Could you transcribe the material below exactly, without leaving out a single line?

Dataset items
———

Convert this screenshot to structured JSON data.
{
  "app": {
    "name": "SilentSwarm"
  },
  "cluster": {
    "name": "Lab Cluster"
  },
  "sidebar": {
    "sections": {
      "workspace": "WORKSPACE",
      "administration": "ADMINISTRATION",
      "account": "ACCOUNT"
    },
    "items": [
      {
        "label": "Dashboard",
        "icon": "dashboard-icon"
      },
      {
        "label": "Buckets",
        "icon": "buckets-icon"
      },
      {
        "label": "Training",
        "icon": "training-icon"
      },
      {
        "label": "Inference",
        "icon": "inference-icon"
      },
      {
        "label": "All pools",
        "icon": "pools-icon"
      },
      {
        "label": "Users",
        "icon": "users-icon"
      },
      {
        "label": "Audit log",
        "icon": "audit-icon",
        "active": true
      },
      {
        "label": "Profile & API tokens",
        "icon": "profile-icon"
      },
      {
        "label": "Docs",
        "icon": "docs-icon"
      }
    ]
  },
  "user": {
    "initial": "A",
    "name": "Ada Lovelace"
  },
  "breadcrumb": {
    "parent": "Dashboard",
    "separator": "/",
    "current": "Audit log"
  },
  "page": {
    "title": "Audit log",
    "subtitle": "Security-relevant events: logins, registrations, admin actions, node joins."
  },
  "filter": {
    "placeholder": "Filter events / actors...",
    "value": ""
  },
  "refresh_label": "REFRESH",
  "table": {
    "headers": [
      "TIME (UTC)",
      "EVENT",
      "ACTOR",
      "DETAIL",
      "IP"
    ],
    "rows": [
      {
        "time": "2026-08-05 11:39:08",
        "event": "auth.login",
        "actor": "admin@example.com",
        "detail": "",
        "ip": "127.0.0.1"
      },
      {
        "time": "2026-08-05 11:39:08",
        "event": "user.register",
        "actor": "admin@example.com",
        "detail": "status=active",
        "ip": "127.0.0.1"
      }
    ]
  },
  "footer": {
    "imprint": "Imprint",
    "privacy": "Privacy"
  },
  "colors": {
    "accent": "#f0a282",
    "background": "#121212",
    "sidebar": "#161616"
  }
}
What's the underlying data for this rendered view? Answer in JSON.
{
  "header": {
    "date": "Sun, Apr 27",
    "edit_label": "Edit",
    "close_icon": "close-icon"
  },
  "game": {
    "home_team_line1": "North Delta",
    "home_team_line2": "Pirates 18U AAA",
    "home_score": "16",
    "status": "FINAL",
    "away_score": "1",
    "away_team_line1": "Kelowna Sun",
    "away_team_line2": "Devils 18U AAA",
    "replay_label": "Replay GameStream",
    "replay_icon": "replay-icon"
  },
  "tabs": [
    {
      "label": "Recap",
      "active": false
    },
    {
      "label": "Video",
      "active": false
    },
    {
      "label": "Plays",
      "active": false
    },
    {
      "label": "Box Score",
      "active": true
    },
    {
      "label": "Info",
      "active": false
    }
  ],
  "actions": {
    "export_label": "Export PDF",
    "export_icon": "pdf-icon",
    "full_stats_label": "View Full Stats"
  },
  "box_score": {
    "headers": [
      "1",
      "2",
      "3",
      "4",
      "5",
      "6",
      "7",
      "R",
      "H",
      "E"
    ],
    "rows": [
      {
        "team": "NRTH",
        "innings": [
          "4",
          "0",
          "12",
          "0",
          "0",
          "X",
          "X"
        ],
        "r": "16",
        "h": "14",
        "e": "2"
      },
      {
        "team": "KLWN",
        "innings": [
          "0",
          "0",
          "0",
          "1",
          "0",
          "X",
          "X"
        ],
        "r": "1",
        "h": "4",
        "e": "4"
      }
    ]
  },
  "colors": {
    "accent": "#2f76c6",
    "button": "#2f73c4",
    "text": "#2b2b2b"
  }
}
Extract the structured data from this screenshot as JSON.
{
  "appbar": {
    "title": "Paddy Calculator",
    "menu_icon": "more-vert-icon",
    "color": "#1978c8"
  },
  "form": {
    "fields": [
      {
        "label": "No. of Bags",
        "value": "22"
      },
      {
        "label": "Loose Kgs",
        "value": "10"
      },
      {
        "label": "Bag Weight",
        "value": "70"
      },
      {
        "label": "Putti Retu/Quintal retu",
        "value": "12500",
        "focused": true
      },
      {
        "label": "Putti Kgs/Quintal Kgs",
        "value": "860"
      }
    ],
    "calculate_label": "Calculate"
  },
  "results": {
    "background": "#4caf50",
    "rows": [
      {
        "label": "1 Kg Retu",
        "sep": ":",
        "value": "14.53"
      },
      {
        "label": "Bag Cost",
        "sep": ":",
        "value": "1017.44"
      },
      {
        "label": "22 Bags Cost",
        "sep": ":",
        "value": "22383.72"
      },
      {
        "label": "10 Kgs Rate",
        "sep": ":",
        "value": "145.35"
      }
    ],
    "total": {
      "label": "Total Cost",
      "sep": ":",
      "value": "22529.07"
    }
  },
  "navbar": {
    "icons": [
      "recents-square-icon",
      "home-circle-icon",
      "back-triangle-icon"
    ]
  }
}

———

* [COMPLETE ANSWER]:
Convert this screenshot to structured JSON data.
{
  "app": {
    "name": "SilentSwarm"
  },
  "cluster": {
    "name": "Lab Cluster"
  },
  "sidebar": {
    "sections": {
      "workspace": "WORKSPACE",
      "administration": "ADMINISTRATION",
      "account": "ACCOUNT"
    },
    "items": [
      {
        "label": "Dashboard",
        "icon": "dashboard-icon"
      },
      {
        "label": "Buckets",
        "icon": "buckets-icon"
      },
      {
        "label": "Training",
        "icon": "training-icon"
      },
      {
        "label": "Inference",
        "icon": "inference-icon"
      },
      {
        "label": "All pools",
        "icon": "pools-icon"
      },
      {
        "label": "Users",
        "icon": "users-icon"
      },
      {
        "label": "Audit log",
        "icon": "audit-icon",
        "active": true
      },
      {
        "label": "Profile & API tokens",
        "icon": "profile-icon"
      },
      {
        "label": "Docs",
        "icon": "docs-icon"
      }
    ]
  },
  "user": {
    "initial": "A",
    "name": "Ada Lovelace"
  },
  "breadcrumb": {
    "parent": "Dashboard",
    "separator": "/",
    "current": "Audit log"
  },
  "page": {
    "title": "Audit log",
    "subtitle": "Security-relevant events: logins, registrations, admin actions, node joins."
  },
  "filter": {
    "placeholder": "Filter events / actors...",
    "value": ""
  },
  "refresh_label": "REFRESH",
  "table": {
    "headers": [
      "TIME (UTC)",
      "EVENT",
      "ACTOR",
      "DETAIL",
      "IP"
    ],
    "rows": [
      {
        "time": "2026-08-05 11:39:08",
        "event": "auth.login",
        "actor": "admin@example.com",
        "detail": "",
        "ip": "127.0.0.1"
      },
      {
        "time": "2026-08-05 11:39:08",
        "event": "user.register",
        "actor": "admin@example.com",
        "detail": "status=active",
        "ip": "127.0.0.1"
      }
    ]
  },
  "footer": {
    "imprint": "Imprint",
    "privacy": "Privacy"
  },
  "colors": {
    "accent": "#f0a282",
    "background": "#121212",
    "sidebar": "#161616"
  }
}
What's the underlying data for this rendered view? Answer in JSON.
{
  "header": {
    "date": "Sun, Apr 27",
    "edit_label": "Edit",
    "close_icon": "close-icon"
  },
  "game": {
    "home_team_line1": "North Delta",
    "home_team_line2": "Pirates 18U AAA",
    "home_score": "16",
    "status": "FINAL",
    "away_score": "1",
    "away_team_line1": "Kelowna Sun",
    "away_team_line2": "Devils 18U AAA",
    "replay_label": "Replay GameStream",
    "replay_icon": "replay-icon"
  },
  "tabs": [
    {
      "label": "Recap",
      "active": false
    },
    {
      "label": "Video",
      "active": false
    },
    {
      "label": "Plays",
      "active": false
    },
    {
      "label": "Box Score",
      "active": true
    },
    {
      "label": "Info",
      "active": false
    }
  ],
  "actions": {
    "export_label": "Export PDF",
    "export_icon": "pdf-icon",
    "full_stats_label": "View Full Stats"
  },
  "box_score": {
    "headers": [
      "1",
      "2",
      "3",
      "4",
      "5",
      "6",
      "7",
      "R",
      "H",
      "E"
    ],
    "rows": [
      {
        "team": "NRTH",
        "innings": [
          "4",
          "0",
          "12",
          "0",
          "0",
          "X",
          "X"
        ],
        "r": "16",
        "h": "14",
        "e": "2"
      },
      {
        "team": "KLWN",
        "innings": [
          "0",
          "0",
          "0",
          "1",
          "0",
          "X",
          "X"
        ],
        "r": "1",
        "h": "4",
        "e": "4"
      }
    ]
  },
  "colors": {
    "accent": "#2f76c6",
    "button": "#2f73c4",
    "text": "#2b2b2b"
  }
}
Extract the structured data from this screenshot as JSON.
{
  "appbar": {
    "title": "Paddy Calculator",
    "menu_icon": "more-vert-icon",
    "color": "#1978c8"
  },
  "form": {
    "fields": [
      {
        "label": "No. of Bags",
        "value": "22"
      },
      {
        "label": "Loose Kgs",
        "value": "10"
      },
      {
        "label": "Bag Weight",
        "value": "70"
      },
      {
        "label": "Putti Retu/Quintal retu",
        "value": "12500",
        "focused": true
      },
      {
        "label": "Putti Kgs/Quintal Kgs",
        "value": "860"
      }
    ],
    "calculate_label": "Calculate"
  },
  "results": {
    "background": "#4caf50",
    "rows": [
      {
        "label": "1 Kg Retu",
        "sep": ":",
        "value": "14.53"
      },
      {
        "label": "Bag Cost",
        "sep": ":",
        "value": "1017.44"
      },
      {
        "label": "22 Bags Cost",
        "sep": ":",
        "value": "22383.72"
      },
      {
        "label": "10 Kgs Rate",
        "sep": ":",
        "value": "145.35"
      }
    ],
    "total": {
      "label": "Total Cost",
      "sep": ":",
      "value": "22529.07"
    }
  },
  "navbar": {
    "icons": [
      "recents-square-icon",
      "home-circle-icon",
      "back-triangle-icon"
    ]
  }
}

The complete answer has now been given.